(Data entries for graphics)
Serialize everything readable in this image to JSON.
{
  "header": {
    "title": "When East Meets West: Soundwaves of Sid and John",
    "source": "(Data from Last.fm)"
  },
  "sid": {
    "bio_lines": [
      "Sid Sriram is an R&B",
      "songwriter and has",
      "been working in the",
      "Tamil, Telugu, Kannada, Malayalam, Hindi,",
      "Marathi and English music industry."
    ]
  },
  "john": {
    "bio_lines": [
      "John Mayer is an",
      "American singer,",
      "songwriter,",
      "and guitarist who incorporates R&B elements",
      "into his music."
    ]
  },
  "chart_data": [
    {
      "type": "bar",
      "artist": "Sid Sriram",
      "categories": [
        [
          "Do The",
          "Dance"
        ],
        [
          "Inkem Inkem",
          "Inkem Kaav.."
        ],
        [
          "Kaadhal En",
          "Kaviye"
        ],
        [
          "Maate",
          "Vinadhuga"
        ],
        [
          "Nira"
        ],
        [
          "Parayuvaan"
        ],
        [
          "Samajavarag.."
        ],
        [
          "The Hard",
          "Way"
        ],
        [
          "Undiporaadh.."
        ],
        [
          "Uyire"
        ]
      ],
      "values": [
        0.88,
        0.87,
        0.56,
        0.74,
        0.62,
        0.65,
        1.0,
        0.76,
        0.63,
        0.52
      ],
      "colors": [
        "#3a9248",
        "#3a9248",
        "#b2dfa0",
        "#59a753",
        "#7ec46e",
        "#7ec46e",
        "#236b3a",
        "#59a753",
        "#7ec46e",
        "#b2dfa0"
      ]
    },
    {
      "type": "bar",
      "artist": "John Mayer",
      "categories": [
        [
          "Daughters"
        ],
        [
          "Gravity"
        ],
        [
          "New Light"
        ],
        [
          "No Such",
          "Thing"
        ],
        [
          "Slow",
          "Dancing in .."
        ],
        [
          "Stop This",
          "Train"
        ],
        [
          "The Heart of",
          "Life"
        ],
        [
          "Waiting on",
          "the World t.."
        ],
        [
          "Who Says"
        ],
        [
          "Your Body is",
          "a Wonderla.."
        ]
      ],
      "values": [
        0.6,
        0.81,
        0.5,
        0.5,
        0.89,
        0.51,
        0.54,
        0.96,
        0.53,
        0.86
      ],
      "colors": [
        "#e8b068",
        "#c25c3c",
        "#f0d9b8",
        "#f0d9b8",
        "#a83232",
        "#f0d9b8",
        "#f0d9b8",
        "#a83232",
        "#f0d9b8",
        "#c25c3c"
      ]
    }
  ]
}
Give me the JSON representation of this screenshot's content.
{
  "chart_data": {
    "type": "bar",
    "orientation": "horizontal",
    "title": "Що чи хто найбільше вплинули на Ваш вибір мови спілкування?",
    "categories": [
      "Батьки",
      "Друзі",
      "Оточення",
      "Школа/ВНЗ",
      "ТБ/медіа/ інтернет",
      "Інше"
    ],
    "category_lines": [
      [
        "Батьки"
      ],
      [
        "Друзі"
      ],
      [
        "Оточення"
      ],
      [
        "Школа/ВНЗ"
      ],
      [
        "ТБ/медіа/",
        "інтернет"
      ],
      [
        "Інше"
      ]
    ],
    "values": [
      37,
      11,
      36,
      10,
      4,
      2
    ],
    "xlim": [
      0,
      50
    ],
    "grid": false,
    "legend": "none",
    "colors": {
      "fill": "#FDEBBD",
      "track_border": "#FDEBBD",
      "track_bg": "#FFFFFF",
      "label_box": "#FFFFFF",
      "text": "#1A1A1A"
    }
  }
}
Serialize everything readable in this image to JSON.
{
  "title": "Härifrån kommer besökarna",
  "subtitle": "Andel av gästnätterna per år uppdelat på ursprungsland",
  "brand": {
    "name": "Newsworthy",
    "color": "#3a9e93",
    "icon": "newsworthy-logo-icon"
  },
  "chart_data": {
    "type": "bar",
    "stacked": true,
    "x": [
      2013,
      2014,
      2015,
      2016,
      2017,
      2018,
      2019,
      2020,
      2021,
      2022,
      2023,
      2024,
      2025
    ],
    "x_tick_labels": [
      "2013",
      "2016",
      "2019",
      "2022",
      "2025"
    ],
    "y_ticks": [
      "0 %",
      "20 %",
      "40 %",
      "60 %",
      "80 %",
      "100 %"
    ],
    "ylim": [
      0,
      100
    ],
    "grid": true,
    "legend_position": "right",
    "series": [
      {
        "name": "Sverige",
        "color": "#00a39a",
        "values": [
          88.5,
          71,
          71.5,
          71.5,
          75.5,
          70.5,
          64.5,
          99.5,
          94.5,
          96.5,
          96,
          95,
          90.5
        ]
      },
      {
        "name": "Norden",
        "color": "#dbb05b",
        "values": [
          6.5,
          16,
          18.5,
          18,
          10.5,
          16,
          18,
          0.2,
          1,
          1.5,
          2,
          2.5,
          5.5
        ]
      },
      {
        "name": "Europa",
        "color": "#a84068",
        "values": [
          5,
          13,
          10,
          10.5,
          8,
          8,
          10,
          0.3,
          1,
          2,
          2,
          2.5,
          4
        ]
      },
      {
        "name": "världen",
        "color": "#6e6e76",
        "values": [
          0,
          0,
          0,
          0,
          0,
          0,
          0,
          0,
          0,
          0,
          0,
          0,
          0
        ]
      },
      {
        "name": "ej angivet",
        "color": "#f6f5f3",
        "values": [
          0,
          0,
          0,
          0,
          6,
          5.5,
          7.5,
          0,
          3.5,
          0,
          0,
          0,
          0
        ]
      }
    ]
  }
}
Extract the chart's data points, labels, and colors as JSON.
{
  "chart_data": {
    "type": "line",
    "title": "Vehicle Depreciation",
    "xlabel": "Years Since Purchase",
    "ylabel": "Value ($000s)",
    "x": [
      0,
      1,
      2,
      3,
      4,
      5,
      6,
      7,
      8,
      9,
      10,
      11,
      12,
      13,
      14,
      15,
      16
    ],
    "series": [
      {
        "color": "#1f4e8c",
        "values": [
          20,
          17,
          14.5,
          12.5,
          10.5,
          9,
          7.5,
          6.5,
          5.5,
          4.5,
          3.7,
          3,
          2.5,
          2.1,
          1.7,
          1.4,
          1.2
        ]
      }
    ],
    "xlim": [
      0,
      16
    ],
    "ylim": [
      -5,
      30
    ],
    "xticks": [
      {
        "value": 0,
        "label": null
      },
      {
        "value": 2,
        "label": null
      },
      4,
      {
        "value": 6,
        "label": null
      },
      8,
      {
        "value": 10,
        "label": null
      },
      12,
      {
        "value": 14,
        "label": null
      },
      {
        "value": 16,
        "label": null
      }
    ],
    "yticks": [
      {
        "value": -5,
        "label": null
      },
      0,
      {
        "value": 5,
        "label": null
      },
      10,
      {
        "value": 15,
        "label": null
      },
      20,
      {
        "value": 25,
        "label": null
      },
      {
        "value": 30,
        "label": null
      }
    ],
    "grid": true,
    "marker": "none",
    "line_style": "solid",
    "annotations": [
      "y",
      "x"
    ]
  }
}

BRIEF: Find the word "colors" in the records and pull out each line that has it.

FINISHED EXERCISE:
      "colors": [
      "colors": [
    "colors": {
Extract the chart's data points, labels, and colors as JSON.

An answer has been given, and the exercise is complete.